__Work instructions__:
Your task is to restate the data word for word.

__Available records__:
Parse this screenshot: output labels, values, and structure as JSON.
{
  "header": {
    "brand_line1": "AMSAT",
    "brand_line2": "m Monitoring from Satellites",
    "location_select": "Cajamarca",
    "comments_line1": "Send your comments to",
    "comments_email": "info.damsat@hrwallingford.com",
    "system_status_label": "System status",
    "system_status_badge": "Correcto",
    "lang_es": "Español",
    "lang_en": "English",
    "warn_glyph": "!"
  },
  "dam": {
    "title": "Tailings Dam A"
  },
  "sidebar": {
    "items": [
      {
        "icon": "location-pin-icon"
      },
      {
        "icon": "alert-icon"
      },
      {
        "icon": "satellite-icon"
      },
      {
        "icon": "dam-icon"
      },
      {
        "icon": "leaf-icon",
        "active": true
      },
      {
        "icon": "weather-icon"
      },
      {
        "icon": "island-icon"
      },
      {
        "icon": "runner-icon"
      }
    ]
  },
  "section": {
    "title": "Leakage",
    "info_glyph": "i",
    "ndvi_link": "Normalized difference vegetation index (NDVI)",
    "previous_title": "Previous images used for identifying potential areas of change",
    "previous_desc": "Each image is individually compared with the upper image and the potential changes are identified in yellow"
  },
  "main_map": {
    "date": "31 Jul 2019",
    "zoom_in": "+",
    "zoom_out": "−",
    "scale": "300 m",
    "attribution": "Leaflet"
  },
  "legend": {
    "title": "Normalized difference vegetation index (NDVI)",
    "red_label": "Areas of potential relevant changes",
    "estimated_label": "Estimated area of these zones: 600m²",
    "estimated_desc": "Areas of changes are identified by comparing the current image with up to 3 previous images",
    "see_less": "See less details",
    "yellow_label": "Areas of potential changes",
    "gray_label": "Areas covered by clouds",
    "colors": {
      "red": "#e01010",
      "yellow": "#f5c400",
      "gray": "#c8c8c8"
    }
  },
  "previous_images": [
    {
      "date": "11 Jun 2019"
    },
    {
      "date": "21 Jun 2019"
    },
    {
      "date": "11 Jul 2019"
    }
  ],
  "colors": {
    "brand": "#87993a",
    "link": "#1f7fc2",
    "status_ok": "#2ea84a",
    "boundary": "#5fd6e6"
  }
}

__The answer__:
Parse this screenshot: output labels, values, and structure as JSON.
{
  "header": {
    "brand_line1": "AMSAT",
    "brand_line2": "m Monitoring from Satellites",
    "location_select": "Cajamarca",
    "comments_line1": "Send your comments to",
    "comments_email": "info.damsat@hrwallingford.com",
    "system_status_label": "System status",
    "system_status_badge": "Correcto",
    "lang_es": "Español",
    "lang_en": "English",
    "warn_glyph": "!"
  },
  "dam": {
    "title": "Tailings Dam A"
  },
  "sidebar": {
    "items": [
      {
        "icon": "location-pin-icon"
      },
      {
        "icon": "alert-icon"
      },
      {
        "icon": "satellite-icon"
      },
      {
        "icon": "dam-icon"
      },
      {
        "icon": "leaf-icon",
        "active": true
      },
      {
        "icon": "weather-icon"
      },
      {
        "icon": "island-icon"
      },
      {
        "icon": "runner-icon"
      }
    ]
  },
  "section": {
    "title": "Leakage",
    "info_glyph": "i",
    "ndvi_link": "Normalized difference vegetation index (NDVI)",
    "previous_title": "Previous images used for identifying potential areas of change",
    "previous_desc": "Each image is individually compared with the upper image and the potential changes are identified in yellow"
  },
  "main_map": {
    "date": "31 Jul 2019",
    "zoom_in": "+",
    "zoom_out": "−",
    "scale": "300 m",
    "attribution": "Leaflet"
  },
  "legend": {
    "title": "Normalized difference vegetation index (NDVI)",
    "red_label": "Areas of potential relevant changes",
    "estimated_label": "Estimated area of these zones: 600m²",
    "estimated_desc": "Areas of changes are identified by comparing the current image with up to 3 previous images",
    "see_less": "See less details",
    "yellow_label": "Areas of potential changes",
    "gray_label": "Areas covered by clouds",
    "colors": {
      "red": "#e01010",
      "yellow": "#f5c400",
      "gray": "#c8c8c8"
    }
  },
  "previous_images": [
    {
      "date": "11 Jun 2019"
    },
    {
      "date": "21 Jun 2019"
    },
    {
      "date": "11 Jul 2019"
    }
  ],
  "colors": {
    "brand": "#87993a",
    "link": "#1f7fc2",
    "status_ok": "#2ea84a",
    "boundary": "#5fd6e6"
  }
}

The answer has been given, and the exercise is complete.